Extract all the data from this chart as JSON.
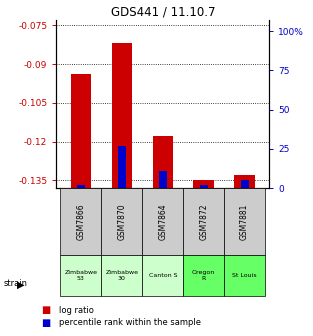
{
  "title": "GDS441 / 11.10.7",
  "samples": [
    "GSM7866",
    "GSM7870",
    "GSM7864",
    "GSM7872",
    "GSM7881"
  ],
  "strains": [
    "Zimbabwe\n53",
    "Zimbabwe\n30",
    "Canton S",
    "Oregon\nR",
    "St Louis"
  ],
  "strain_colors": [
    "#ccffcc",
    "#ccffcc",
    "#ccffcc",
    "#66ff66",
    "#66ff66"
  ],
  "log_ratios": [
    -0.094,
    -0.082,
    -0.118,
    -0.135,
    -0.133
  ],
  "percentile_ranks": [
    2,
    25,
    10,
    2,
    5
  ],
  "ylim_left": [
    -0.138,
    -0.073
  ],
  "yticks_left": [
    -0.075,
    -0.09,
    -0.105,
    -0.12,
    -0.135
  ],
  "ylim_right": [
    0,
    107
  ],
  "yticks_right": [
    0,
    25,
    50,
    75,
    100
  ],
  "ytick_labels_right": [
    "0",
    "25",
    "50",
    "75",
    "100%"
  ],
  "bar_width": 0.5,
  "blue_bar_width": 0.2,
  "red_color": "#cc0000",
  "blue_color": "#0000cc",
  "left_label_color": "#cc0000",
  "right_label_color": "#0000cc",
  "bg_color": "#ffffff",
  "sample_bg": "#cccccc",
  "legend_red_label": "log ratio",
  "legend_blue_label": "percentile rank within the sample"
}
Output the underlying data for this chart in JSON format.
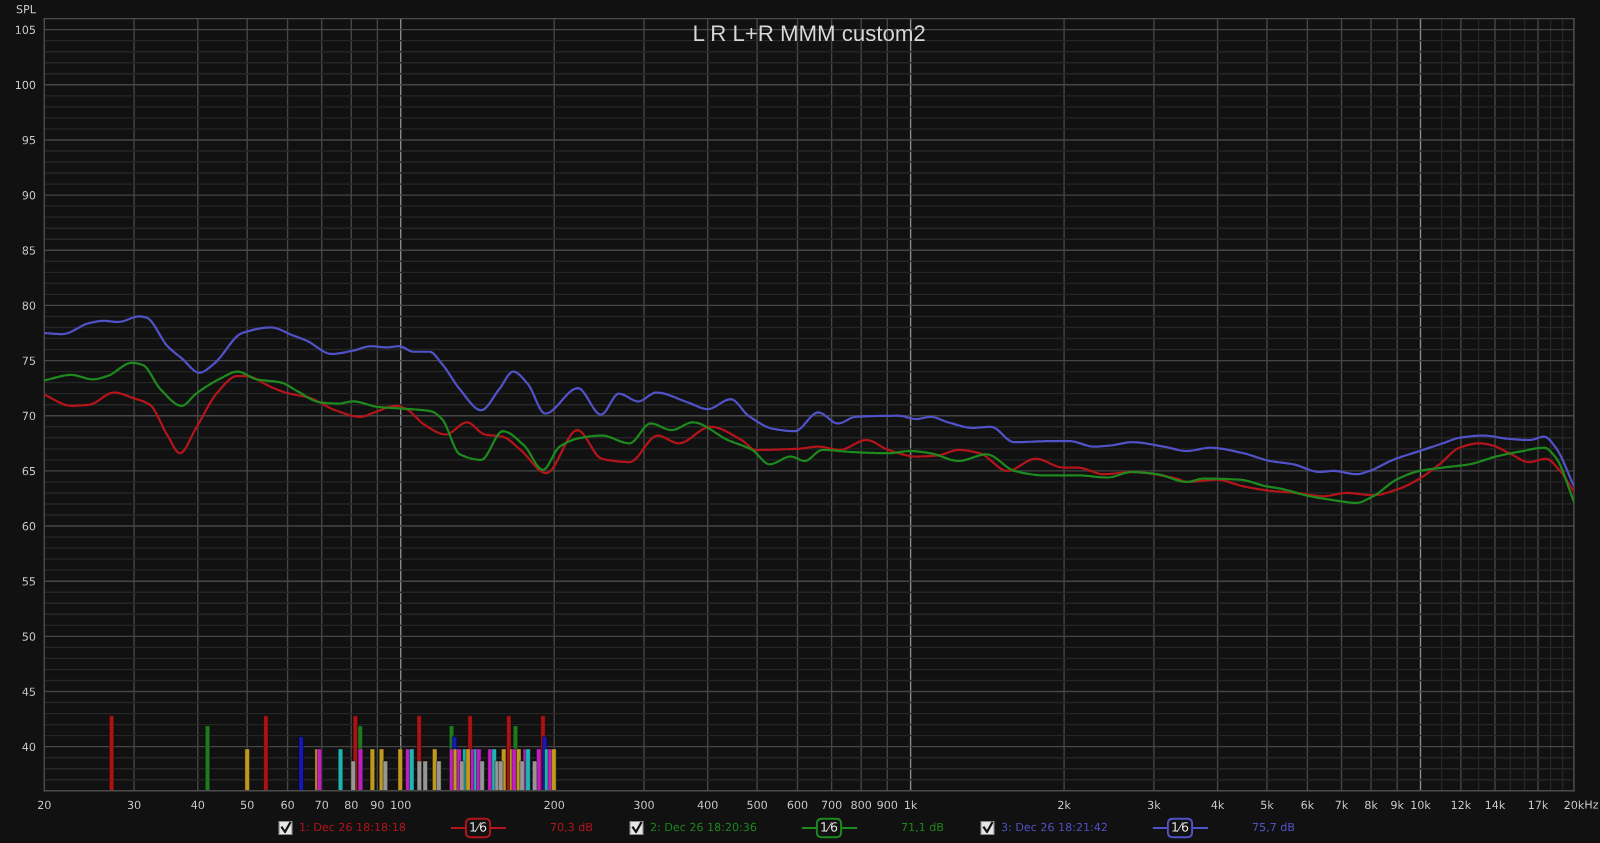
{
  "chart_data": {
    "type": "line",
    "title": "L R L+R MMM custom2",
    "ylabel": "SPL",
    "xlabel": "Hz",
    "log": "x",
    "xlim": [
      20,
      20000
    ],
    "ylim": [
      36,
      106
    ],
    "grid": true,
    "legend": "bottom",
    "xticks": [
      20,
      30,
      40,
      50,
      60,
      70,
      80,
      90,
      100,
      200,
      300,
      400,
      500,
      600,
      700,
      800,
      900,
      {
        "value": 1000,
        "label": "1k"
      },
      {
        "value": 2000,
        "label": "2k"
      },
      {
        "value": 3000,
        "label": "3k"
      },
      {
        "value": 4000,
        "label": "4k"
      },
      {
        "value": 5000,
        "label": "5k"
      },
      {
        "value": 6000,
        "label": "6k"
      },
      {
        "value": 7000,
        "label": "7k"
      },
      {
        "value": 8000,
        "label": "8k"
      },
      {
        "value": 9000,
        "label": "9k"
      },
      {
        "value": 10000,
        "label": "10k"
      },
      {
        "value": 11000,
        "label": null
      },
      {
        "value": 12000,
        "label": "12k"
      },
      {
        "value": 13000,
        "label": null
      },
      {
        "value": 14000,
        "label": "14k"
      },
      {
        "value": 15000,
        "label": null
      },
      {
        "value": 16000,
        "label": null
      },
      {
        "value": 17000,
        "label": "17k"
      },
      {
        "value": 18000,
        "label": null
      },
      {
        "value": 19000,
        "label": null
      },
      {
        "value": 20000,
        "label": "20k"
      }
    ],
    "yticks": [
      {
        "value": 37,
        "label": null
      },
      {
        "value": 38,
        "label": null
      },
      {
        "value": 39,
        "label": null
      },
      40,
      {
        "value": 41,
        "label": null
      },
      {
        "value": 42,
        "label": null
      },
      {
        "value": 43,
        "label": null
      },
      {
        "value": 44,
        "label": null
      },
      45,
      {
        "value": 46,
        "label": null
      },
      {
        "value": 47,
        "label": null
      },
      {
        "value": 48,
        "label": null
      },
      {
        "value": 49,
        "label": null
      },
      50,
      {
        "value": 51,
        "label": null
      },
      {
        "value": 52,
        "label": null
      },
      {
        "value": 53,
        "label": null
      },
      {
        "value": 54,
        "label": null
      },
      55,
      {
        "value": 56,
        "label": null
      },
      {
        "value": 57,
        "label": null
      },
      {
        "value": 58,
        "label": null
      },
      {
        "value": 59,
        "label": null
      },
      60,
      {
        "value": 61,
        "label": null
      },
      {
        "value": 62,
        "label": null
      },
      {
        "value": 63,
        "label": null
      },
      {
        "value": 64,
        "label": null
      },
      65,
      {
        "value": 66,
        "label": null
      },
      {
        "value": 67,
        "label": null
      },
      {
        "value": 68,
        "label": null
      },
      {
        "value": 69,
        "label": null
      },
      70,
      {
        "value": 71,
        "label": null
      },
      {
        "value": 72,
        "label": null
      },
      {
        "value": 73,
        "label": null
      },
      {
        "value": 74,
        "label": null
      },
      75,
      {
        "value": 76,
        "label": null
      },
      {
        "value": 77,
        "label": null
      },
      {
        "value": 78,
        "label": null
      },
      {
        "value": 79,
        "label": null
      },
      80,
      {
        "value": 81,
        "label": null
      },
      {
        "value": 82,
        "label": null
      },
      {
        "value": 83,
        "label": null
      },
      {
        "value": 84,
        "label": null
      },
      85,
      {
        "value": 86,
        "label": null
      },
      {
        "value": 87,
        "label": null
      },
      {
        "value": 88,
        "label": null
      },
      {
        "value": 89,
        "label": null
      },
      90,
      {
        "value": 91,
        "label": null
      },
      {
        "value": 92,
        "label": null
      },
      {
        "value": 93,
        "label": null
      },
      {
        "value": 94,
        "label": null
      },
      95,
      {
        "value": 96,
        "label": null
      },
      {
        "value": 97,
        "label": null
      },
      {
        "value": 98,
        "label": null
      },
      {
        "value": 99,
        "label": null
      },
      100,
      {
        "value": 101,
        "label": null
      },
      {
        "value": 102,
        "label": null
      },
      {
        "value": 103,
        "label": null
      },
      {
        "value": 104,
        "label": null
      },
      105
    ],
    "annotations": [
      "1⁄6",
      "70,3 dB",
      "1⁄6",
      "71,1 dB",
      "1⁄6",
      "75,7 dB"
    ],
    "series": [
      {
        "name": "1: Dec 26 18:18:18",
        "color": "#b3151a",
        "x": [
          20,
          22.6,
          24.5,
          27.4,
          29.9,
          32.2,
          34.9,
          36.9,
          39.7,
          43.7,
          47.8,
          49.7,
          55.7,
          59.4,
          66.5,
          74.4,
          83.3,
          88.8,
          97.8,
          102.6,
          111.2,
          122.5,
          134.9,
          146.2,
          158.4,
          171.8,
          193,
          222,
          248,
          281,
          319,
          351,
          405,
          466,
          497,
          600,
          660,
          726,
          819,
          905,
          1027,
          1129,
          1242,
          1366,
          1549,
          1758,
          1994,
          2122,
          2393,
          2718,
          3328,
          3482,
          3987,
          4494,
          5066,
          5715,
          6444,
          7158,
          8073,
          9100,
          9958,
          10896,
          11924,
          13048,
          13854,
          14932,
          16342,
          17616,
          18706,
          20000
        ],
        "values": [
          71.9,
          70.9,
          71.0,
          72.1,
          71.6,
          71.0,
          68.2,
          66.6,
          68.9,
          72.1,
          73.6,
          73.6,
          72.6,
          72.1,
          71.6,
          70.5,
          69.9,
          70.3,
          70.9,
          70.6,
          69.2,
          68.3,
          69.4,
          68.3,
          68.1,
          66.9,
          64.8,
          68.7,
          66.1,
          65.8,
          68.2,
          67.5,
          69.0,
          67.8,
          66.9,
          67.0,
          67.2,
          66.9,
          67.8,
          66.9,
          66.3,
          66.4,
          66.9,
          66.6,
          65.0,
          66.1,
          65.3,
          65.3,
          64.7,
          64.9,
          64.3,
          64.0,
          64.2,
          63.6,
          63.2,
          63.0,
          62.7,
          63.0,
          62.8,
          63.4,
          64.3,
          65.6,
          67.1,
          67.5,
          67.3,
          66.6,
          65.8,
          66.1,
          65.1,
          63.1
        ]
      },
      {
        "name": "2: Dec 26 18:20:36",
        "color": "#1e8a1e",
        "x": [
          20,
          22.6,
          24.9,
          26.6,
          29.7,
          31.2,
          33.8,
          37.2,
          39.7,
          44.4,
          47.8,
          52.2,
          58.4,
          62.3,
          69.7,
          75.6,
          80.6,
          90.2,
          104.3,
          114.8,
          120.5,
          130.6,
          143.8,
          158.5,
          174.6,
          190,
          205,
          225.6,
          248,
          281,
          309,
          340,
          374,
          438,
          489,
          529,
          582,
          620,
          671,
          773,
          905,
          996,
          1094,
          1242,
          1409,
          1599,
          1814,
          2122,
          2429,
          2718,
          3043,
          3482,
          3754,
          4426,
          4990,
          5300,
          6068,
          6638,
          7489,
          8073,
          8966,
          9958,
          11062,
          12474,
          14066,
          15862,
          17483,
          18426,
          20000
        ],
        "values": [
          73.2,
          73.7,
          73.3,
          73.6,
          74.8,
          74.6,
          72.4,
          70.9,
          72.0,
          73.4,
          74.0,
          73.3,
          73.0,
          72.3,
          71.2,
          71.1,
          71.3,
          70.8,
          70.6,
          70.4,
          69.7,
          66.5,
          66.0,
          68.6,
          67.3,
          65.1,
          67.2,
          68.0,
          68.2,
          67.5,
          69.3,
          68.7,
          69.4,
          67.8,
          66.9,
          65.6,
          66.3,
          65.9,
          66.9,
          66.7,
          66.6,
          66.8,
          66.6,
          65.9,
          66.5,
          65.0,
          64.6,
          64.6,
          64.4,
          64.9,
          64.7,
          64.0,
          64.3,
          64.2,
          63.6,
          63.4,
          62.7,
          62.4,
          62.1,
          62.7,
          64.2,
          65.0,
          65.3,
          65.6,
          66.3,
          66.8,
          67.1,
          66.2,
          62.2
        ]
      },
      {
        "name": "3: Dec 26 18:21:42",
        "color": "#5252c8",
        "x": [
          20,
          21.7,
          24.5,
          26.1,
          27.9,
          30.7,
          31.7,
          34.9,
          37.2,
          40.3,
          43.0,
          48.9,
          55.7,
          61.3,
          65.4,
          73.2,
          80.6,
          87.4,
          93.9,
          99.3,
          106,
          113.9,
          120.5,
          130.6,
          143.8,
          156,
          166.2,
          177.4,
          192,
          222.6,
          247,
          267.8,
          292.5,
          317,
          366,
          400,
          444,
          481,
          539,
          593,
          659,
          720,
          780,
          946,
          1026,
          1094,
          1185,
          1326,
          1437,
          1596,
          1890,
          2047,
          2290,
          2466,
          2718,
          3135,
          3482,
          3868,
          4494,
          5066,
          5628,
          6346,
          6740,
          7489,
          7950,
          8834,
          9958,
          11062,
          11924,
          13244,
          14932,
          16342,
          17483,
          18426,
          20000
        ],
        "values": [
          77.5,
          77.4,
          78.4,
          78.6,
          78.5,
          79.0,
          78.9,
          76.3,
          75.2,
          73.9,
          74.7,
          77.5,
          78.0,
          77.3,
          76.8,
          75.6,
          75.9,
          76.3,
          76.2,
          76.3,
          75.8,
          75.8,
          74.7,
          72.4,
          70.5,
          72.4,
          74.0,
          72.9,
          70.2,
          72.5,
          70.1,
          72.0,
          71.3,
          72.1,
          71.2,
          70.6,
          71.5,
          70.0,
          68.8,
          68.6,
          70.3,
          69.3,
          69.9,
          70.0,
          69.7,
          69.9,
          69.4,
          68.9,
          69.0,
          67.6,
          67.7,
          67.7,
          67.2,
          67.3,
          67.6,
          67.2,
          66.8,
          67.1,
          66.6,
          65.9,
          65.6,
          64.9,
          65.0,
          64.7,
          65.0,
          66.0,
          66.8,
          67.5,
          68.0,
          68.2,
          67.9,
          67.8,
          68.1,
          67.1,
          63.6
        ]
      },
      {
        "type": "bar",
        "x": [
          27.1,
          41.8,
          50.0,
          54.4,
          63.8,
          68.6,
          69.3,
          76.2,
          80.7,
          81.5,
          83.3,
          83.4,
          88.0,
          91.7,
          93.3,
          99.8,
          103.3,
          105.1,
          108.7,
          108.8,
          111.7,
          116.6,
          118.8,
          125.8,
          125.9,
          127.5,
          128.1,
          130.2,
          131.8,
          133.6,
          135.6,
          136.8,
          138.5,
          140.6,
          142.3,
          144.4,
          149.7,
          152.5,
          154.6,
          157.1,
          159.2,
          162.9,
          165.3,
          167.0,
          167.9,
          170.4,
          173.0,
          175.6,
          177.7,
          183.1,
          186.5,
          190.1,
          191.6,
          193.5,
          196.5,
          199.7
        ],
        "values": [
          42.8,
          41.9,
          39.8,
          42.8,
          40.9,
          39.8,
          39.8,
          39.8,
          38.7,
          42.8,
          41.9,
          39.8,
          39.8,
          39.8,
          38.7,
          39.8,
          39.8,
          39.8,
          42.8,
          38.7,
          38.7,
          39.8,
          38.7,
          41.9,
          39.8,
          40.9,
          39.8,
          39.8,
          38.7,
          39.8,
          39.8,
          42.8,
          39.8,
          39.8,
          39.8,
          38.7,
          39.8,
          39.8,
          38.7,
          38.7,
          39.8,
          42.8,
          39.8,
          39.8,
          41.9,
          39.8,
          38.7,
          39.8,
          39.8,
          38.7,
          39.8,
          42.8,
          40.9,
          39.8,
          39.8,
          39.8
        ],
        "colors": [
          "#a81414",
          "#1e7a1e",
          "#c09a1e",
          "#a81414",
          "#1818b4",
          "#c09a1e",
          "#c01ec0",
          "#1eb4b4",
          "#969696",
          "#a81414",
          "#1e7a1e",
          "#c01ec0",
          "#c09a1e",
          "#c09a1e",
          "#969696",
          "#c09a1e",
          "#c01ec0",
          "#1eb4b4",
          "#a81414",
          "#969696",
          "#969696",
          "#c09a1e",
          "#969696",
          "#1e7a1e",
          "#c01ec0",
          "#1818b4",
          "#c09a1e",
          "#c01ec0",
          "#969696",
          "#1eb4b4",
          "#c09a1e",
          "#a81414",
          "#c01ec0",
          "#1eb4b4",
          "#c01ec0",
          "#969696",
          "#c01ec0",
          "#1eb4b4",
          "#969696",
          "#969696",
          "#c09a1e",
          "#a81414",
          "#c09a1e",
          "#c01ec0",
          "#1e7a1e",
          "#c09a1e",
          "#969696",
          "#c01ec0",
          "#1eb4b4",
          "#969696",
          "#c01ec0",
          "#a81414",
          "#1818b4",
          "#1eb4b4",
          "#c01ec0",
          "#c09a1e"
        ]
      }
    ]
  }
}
* * *
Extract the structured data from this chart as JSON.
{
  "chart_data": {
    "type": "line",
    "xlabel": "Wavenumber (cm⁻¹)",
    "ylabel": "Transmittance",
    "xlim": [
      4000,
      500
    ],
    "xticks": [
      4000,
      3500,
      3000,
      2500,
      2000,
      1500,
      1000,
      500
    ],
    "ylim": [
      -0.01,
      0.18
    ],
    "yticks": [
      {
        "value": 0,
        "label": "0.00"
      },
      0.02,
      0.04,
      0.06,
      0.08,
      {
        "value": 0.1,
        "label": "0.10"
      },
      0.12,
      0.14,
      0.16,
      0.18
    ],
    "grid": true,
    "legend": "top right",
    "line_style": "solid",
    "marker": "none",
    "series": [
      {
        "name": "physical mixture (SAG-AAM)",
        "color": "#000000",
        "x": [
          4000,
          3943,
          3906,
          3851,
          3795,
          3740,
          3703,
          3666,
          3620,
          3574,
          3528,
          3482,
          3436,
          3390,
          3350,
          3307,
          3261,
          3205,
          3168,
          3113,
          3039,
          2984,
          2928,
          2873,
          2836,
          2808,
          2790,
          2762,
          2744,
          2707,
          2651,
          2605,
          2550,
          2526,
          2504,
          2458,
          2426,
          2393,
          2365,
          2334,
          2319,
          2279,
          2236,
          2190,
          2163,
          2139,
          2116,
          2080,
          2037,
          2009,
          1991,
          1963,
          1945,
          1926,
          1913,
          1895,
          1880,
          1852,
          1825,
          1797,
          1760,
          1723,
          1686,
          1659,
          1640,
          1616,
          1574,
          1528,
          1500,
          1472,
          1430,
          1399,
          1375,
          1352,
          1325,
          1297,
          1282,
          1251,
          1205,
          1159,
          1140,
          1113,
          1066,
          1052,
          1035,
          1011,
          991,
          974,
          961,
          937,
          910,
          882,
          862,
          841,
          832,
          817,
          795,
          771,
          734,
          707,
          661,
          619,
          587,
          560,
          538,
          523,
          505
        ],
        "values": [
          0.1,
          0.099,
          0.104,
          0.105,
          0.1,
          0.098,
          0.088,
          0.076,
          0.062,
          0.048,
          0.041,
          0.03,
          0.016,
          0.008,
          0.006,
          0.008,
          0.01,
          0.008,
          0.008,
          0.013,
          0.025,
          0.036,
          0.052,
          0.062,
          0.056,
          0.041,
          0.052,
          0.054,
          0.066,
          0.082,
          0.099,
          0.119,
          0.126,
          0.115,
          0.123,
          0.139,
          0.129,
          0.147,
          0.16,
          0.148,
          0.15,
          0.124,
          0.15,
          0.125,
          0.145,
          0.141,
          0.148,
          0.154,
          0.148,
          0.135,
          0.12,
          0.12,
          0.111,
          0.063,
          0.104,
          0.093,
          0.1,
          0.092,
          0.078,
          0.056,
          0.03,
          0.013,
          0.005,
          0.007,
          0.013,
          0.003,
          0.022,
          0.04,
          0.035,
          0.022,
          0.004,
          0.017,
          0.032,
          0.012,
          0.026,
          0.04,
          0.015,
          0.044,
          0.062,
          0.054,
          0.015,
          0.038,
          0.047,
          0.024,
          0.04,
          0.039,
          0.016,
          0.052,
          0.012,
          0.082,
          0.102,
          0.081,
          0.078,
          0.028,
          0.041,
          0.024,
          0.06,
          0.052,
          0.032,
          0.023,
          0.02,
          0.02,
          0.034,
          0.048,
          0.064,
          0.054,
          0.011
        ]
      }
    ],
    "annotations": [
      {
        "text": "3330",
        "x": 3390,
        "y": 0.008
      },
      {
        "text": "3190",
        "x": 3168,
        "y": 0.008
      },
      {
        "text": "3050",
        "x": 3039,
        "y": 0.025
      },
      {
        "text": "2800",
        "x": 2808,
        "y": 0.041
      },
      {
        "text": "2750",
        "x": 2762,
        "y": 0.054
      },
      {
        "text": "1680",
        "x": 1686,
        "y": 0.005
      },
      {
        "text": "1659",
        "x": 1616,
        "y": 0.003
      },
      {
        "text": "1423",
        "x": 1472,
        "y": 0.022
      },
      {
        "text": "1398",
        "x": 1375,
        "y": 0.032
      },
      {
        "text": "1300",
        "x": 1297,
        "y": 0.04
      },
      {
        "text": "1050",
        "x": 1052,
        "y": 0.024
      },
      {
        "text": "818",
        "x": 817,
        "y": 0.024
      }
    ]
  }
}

Problem requirements →
Wherever the string "title" appears in the entries above, list that line.

Solved exercise →
  "title": "GDS441 / 11.10.7",
    "title": "L R L+R MMM custom2",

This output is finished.